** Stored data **
* * * * * * *

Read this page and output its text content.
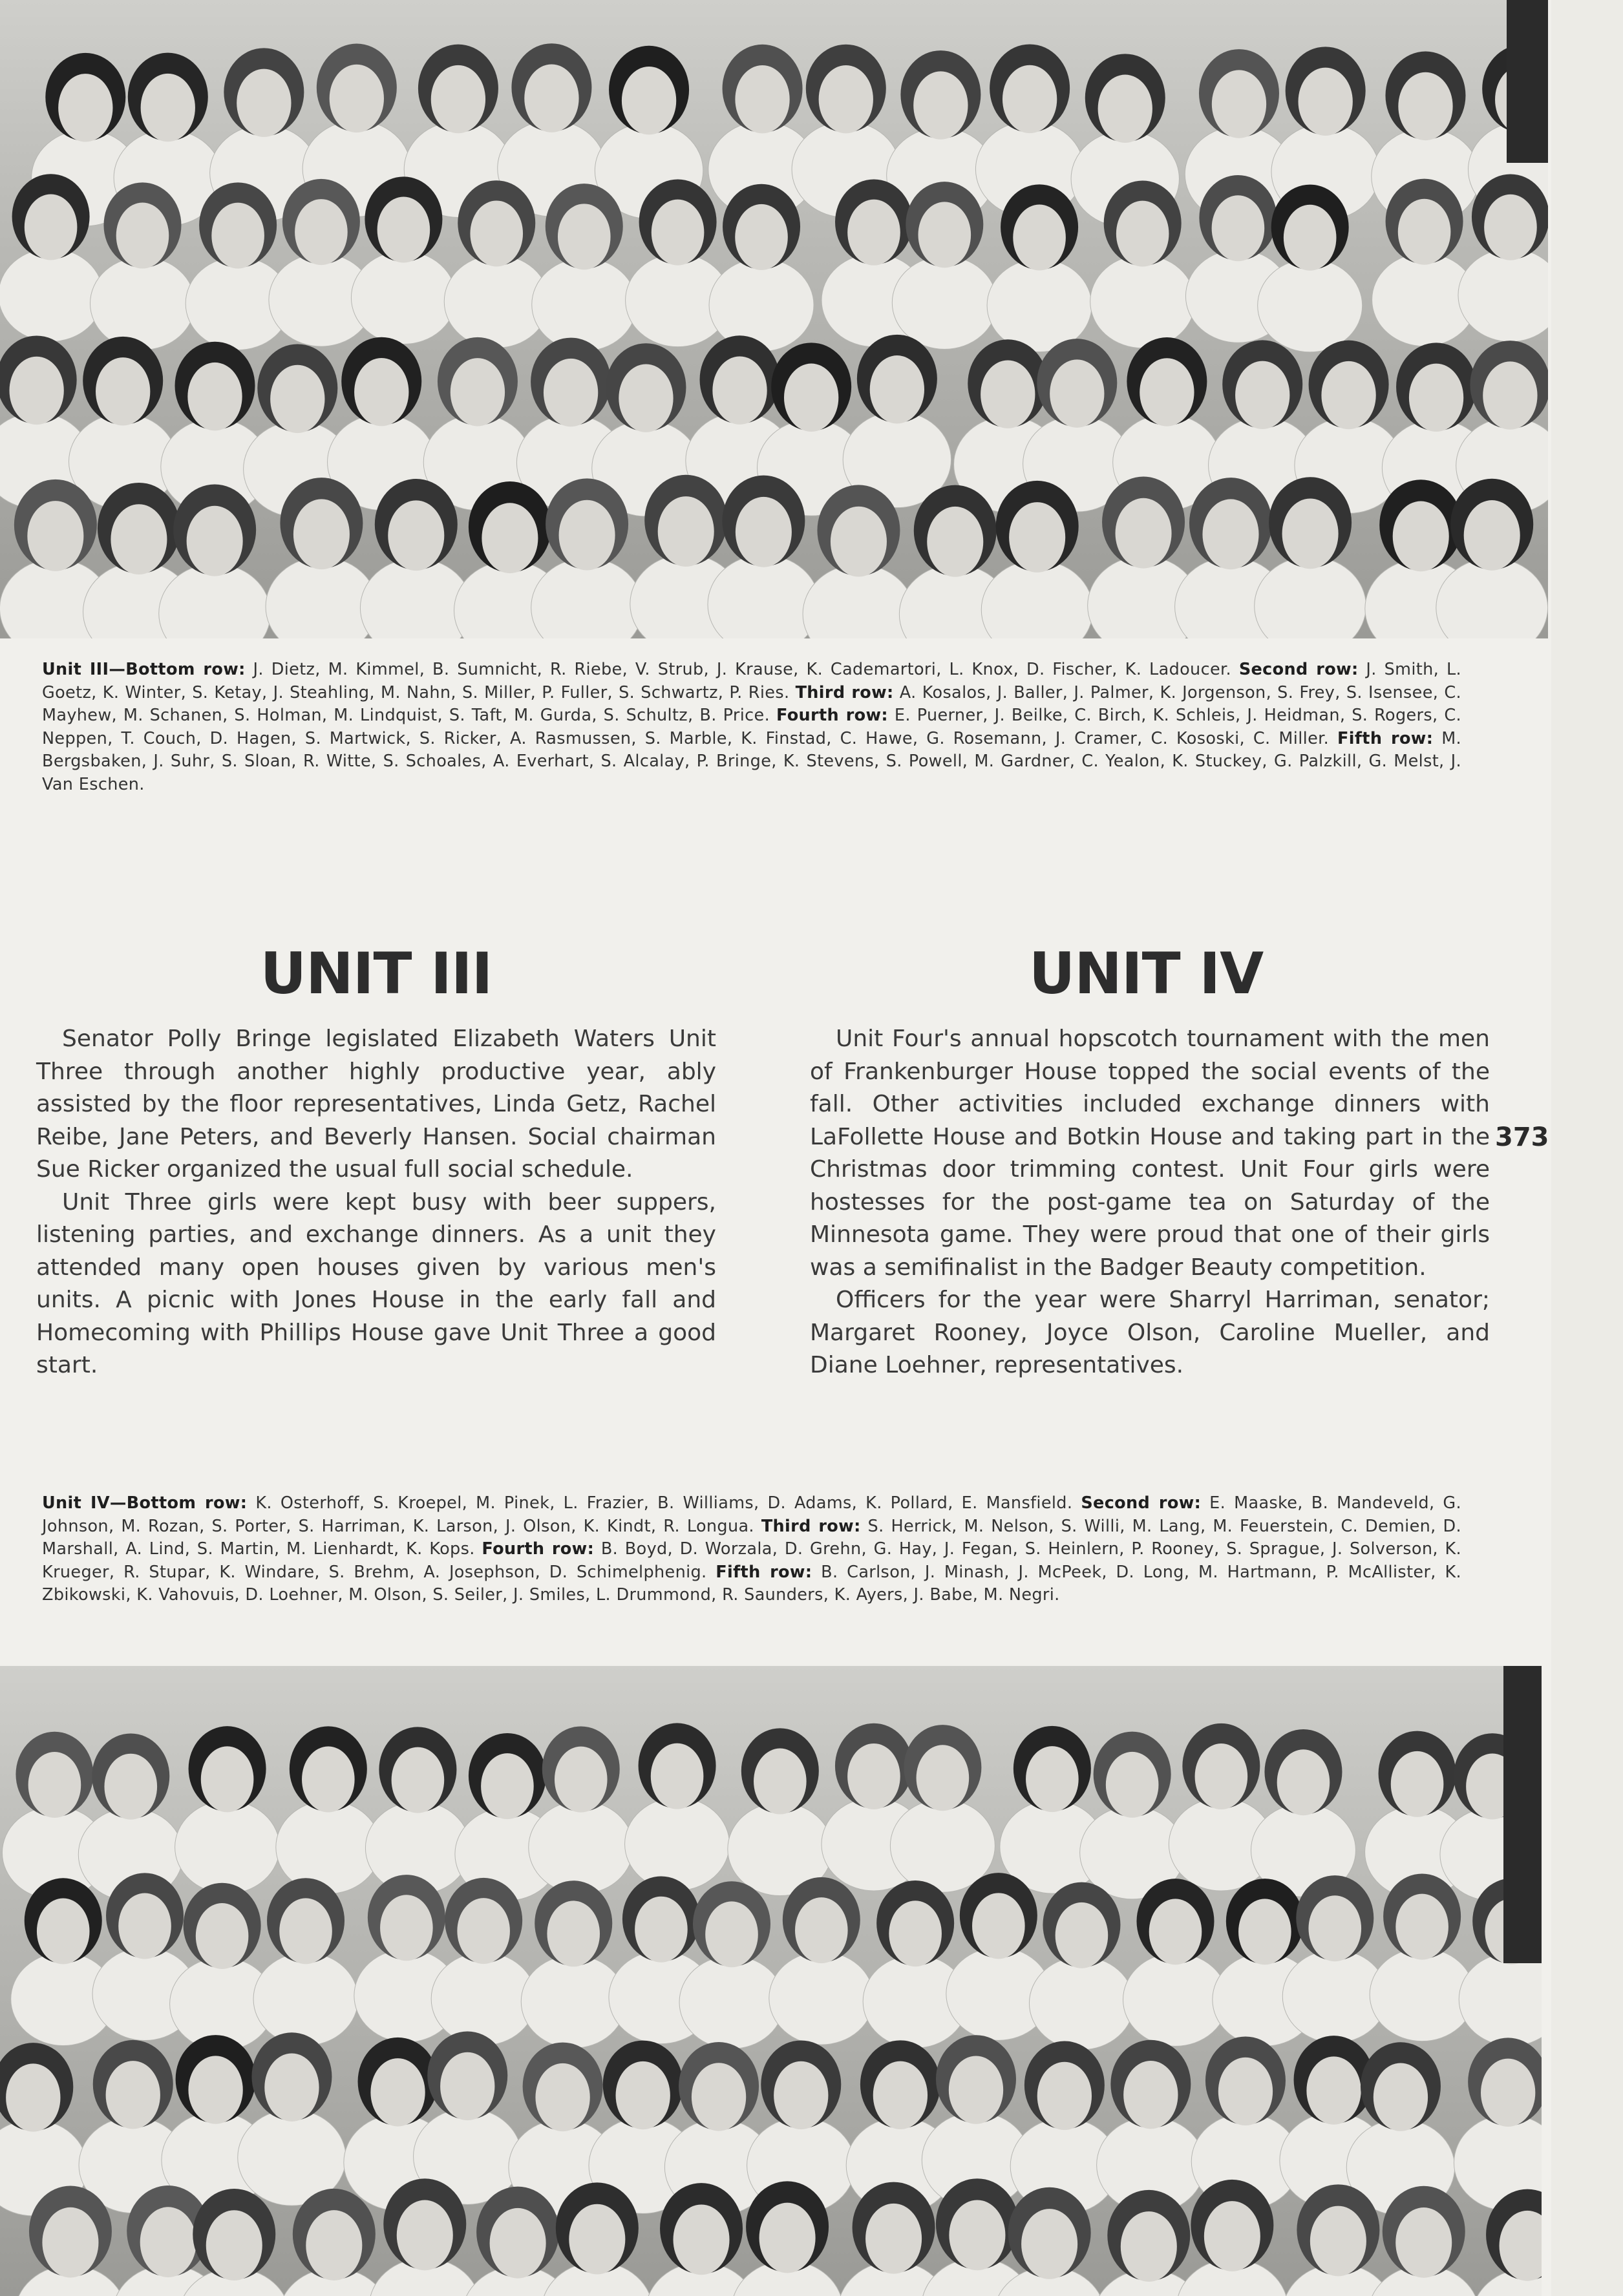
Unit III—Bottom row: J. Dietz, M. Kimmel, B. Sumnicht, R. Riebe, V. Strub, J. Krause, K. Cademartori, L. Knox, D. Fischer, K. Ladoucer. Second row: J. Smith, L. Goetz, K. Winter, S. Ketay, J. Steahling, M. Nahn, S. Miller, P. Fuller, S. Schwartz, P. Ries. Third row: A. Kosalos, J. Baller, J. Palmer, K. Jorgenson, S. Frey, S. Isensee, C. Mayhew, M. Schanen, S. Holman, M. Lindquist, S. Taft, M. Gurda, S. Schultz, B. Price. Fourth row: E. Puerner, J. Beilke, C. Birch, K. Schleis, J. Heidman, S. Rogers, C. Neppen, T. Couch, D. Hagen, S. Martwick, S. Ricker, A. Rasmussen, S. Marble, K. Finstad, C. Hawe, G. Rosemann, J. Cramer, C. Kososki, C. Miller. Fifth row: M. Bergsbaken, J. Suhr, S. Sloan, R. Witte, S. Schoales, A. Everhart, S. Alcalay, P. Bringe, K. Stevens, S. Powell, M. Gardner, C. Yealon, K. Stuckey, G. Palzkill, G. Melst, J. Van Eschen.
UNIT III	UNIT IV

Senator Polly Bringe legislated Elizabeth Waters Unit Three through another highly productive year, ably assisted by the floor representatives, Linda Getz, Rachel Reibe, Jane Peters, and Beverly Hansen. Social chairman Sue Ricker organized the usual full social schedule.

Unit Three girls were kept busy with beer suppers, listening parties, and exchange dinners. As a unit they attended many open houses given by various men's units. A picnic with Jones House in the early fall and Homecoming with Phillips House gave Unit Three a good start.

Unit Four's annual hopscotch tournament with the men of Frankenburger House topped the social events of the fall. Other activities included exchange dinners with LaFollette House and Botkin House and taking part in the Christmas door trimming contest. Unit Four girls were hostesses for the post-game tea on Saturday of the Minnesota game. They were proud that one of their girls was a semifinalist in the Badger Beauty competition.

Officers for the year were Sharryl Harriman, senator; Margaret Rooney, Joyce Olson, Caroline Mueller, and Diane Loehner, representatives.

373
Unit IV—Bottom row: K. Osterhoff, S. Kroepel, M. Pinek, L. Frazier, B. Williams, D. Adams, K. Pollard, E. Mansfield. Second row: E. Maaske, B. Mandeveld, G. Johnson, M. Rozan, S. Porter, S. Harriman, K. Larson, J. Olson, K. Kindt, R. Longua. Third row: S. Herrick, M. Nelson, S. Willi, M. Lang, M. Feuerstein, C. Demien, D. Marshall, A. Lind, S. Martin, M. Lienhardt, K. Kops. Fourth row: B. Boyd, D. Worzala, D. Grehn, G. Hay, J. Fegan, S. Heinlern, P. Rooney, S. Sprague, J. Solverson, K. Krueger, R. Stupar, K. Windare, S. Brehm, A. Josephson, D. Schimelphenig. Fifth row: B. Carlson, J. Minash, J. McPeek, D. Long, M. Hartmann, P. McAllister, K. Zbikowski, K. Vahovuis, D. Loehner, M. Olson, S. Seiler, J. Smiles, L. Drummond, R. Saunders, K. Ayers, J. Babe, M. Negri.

* * * * * * *

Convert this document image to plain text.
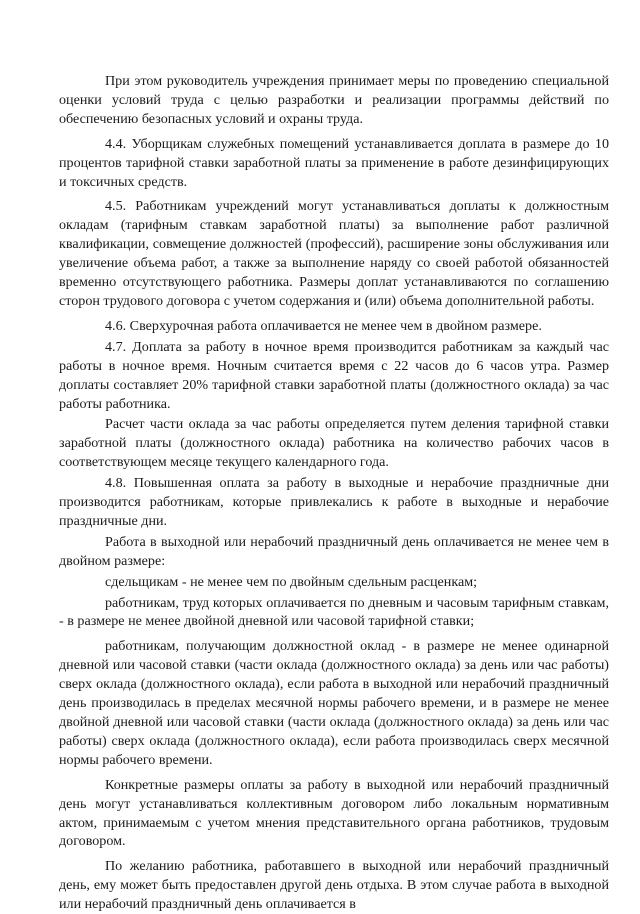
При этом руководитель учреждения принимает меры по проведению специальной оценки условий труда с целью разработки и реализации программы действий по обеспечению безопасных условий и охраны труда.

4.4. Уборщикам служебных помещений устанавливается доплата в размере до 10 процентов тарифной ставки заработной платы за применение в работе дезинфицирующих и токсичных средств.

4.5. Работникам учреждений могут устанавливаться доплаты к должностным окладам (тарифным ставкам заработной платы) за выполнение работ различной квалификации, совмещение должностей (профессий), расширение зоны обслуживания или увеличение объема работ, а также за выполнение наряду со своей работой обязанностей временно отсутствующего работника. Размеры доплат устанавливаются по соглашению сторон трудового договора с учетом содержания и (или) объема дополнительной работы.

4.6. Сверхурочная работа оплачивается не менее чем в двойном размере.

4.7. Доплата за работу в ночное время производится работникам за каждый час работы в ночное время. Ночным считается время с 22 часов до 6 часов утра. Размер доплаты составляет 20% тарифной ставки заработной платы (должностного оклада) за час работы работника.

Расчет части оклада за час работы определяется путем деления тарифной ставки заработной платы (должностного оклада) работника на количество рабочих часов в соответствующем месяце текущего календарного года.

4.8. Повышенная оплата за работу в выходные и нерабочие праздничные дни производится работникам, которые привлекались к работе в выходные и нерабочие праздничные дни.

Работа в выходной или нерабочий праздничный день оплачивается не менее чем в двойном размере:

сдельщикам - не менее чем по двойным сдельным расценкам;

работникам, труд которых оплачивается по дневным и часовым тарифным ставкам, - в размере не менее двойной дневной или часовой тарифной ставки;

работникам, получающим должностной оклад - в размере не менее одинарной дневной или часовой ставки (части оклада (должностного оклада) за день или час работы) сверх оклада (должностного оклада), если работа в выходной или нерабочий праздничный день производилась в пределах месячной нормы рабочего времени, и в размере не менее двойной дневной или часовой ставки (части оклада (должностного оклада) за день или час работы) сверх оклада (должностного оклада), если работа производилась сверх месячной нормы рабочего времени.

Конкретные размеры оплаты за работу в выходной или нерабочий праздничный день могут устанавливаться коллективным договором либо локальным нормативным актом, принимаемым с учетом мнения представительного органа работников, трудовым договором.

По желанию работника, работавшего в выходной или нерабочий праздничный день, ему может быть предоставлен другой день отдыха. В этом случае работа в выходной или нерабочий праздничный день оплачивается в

* * * * * * *

** Exercise task **
Which lines include the word "year"? Copy every one of them.

** Written solution **
Senator Polly Bringe legislated Elizabeth Waters Unit Three through another highly productive year, ably assisted by the floor representatives, Linda Getz, Rachel Reibe, Jane Peters, and Beverly Hansen. Social chairman Sue Ricker organized the usual full social schedule.
Officers for the year were Sharryl Harriman, senator; Margaret Rooney, Joyce Olson, Caroline Mueller, and Diane Loehner, representatives.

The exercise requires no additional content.